TASK TO CARRY OUT:
Locate all lines with the word "plain" and copy them out.

EXERCISE DATA:

"""

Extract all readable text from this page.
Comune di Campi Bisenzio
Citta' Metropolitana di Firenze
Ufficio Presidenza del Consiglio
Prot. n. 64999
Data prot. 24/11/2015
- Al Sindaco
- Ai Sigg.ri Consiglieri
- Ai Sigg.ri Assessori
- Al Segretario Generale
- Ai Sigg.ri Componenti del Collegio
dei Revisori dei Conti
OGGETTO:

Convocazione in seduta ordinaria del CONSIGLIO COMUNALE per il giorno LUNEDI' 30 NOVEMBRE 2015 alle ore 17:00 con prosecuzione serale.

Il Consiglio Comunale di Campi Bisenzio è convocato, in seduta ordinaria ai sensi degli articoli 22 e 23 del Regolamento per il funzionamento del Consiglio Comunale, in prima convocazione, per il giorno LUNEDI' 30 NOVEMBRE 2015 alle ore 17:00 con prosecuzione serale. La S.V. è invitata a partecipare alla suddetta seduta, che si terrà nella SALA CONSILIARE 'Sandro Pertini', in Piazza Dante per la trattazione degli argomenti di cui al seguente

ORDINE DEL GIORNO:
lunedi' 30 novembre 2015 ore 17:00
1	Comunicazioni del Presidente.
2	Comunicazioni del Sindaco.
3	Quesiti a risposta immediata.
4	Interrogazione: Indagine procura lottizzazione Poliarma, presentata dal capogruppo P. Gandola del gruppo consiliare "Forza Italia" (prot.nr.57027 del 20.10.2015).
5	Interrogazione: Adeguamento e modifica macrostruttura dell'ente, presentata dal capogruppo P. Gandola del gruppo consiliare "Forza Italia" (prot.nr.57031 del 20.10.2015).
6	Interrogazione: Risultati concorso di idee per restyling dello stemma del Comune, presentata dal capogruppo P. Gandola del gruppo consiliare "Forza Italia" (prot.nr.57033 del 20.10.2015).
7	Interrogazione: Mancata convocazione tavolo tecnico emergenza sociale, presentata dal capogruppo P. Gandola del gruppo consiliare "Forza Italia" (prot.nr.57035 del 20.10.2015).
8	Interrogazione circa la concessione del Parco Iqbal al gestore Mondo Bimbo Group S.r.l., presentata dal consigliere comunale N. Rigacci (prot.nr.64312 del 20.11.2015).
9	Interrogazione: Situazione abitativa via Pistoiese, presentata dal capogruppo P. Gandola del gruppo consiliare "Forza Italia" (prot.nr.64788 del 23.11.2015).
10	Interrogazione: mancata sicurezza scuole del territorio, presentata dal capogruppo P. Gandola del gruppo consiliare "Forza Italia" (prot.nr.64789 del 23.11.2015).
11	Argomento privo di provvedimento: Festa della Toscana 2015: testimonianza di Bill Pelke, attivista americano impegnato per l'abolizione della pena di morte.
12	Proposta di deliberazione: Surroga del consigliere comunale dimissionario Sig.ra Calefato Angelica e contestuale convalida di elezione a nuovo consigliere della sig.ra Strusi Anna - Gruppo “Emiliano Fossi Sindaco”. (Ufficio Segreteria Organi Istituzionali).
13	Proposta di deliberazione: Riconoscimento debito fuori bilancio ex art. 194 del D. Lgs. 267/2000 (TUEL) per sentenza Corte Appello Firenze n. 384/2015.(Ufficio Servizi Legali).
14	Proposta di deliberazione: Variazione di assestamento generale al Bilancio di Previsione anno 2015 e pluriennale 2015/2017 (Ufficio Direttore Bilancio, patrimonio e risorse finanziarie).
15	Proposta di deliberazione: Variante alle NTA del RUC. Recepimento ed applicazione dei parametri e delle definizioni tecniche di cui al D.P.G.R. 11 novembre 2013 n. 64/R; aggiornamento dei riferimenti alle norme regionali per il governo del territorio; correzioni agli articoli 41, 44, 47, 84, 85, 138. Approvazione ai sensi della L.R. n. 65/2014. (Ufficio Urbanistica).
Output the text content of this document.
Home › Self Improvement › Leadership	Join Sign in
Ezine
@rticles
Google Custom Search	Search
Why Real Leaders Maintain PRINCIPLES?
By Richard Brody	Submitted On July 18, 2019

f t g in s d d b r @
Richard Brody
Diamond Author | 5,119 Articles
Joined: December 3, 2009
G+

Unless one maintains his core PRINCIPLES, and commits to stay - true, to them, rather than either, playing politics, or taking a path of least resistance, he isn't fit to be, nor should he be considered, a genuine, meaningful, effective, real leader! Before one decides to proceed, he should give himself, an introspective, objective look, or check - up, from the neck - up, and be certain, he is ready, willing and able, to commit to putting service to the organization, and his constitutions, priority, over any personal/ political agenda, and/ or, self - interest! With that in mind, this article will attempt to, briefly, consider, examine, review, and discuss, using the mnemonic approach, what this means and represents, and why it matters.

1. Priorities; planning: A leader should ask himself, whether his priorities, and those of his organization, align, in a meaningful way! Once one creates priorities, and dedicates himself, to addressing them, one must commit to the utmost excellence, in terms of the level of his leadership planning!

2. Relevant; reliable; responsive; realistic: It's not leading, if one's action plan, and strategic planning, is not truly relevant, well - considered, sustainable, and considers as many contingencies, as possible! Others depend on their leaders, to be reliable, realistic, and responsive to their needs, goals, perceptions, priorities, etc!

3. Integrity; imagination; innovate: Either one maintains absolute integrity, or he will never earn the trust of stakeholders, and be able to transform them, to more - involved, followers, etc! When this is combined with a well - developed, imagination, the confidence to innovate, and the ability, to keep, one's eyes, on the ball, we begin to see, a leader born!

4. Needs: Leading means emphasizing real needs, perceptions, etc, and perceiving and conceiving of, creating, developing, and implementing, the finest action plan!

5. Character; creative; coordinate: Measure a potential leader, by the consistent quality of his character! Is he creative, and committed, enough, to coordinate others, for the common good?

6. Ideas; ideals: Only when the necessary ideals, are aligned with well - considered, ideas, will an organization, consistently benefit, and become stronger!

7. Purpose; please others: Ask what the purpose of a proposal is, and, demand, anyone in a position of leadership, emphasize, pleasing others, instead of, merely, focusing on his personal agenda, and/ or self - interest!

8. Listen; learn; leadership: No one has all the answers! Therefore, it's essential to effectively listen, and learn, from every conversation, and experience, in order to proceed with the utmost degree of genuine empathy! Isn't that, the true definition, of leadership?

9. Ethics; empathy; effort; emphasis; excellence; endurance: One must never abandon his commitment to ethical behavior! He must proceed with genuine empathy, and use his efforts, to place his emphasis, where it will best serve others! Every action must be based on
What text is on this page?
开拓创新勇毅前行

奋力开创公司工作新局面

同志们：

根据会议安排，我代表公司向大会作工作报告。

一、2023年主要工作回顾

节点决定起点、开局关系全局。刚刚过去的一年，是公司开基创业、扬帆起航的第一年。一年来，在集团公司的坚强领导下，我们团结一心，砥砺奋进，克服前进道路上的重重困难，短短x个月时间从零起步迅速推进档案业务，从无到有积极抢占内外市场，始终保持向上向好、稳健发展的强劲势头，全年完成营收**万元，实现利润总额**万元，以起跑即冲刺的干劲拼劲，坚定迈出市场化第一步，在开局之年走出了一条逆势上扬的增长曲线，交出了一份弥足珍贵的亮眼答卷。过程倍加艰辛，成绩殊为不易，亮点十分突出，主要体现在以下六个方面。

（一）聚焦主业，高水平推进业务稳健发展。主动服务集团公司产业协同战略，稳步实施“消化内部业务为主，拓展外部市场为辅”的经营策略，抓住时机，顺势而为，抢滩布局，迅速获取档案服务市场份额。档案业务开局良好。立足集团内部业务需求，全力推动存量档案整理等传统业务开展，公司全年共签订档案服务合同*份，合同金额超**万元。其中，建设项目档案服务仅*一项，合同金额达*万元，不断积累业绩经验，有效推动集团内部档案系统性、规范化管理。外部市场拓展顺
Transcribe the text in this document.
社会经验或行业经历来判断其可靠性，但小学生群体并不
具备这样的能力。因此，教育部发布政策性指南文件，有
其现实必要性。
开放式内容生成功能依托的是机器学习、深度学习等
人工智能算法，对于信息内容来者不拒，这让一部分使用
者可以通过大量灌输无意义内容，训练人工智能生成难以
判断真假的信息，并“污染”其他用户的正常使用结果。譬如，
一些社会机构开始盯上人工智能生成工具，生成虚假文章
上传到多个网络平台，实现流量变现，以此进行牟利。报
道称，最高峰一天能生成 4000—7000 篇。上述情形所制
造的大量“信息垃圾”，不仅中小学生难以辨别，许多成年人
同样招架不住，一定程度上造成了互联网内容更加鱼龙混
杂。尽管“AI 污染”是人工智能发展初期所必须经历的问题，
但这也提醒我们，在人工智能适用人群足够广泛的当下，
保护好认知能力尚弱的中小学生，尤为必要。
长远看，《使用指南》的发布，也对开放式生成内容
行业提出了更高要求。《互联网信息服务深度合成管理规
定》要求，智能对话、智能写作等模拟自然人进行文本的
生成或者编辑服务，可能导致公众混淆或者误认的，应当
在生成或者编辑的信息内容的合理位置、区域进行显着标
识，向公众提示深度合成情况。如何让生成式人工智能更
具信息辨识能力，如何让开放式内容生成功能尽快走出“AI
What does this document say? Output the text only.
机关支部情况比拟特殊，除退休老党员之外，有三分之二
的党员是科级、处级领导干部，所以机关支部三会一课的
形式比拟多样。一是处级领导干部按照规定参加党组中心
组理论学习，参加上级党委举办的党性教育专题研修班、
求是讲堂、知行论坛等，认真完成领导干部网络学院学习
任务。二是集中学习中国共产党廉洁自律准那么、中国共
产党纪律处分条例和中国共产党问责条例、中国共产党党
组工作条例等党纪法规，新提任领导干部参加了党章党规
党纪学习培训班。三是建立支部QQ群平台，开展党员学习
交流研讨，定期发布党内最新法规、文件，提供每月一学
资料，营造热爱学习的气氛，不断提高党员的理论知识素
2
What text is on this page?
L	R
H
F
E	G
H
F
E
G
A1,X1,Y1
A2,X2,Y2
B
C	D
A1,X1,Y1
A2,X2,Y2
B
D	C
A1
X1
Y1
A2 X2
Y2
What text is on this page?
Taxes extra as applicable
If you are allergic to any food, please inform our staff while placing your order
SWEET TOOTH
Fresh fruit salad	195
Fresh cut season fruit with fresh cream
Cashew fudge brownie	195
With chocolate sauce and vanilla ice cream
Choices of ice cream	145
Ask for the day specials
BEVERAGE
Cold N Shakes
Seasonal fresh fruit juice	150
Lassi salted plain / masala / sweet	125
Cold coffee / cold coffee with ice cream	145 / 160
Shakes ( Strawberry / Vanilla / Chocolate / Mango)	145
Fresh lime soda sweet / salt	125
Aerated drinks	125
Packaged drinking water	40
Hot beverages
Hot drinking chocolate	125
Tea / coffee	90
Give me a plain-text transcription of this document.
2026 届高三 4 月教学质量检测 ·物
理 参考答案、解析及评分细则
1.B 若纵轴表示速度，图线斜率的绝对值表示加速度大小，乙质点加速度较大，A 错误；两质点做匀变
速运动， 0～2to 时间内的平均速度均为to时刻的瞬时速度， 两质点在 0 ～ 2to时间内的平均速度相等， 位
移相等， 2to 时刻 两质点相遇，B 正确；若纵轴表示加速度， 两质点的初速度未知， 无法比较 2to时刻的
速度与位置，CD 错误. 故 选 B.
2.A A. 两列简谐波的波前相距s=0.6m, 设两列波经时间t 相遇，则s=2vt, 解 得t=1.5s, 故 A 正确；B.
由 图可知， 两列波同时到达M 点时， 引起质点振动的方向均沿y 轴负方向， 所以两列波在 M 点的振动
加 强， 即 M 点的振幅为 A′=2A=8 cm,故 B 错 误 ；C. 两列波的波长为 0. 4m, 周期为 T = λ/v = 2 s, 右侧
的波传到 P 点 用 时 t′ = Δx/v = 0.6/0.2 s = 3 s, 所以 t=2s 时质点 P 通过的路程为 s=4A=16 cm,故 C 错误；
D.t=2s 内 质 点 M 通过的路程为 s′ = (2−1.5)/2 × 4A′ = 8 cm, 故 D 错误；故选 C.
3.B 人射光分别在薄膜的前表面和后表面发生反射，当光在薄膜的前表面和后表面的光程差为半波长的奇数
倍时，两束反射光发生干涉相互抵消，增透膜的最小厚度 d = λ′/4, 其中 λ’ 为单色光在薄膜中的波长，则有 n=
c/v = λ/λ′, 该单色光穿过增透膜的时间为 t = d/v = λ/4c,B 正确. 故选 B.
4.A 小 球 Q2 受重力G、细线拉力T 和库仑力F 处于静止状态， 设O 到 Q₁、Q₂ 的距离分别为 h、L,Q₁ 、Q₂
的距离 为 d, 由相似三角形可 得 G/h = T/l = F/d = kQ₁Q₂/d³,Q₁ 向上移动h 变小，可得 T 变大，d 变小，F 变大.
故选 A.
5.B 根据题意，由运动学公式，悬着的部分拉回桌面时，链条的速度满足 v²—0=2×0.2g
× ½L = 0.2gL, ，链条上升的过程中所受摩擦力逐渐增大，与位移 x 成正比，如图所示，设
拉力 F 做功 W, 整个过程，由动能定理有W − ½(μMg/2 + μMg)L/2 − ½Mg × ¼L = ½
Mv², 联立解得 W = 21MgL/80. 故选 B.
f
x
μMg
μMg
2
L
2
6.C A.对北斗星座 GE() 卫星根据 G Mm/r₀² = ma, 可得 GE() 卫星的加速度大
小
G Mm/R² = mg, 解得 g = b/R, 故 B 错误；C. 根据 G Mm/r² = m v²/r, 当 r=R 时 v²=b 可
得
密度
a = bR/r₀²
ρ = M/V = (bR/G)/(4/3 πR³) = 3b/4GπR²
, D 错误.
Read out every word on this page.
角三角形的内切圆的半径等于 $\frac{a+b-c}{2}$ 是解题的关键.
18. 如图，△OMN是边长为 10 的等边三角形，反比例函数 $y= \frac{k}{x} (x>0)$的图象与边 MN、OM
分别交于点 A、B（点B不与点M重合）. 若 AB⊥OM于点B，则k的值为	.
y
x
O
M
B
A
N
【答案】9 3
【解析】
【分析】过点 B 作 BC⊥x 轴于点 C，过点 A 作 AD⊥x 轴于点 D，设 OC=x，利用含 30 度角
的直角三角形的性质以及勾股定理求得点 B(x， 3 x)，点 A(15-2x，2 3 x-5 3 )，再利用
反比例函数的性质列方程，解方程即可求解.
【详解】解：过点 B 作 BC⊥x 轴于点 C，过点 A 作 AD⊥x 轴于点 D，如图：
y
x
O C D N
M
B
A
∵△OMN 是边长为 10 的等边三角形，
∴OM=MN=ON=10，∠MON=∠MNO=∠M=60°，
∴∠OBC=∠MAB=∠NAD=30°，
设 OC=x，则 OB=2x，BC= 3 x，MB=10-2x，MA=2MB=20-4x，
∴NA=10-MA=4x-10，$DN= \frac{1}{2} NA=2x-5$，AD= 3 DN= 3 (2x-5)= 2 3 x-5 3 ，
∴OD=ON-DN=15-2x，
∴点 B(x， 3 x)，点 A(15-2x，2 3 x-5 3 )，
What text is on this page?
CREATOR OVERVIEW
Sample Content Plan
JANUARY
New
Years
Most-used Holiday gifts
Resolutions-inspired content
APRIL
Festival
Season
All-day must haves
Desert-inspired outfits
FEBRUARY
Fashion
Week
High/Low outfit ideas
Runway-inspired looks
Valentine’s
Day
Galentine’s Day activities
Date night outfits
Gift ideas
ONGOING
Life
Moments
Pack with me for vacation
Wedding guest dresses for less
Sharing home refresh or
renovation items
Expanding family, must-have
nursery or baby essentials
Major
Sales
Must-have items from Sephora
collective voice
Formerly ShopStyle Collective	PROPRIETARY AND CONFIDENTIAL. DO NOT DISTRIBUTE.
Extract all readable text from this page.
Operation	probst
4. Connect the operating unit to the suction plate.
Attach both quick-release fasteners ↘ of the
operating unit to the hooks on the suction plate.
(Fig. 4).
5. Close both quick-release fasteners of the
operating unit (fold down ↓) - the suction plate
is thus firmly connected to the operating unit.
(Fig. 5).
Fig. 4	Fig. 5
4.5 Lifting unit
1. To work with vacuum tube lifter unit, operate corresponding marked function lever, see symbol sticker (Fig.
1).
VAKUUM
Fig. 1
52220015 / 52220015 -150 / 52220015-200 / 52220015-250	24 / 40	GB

"""

REPLY TO THE EXERCISE:
Lassi salted plain / masala / sweet	125
Give me a plain-text transcription of this document.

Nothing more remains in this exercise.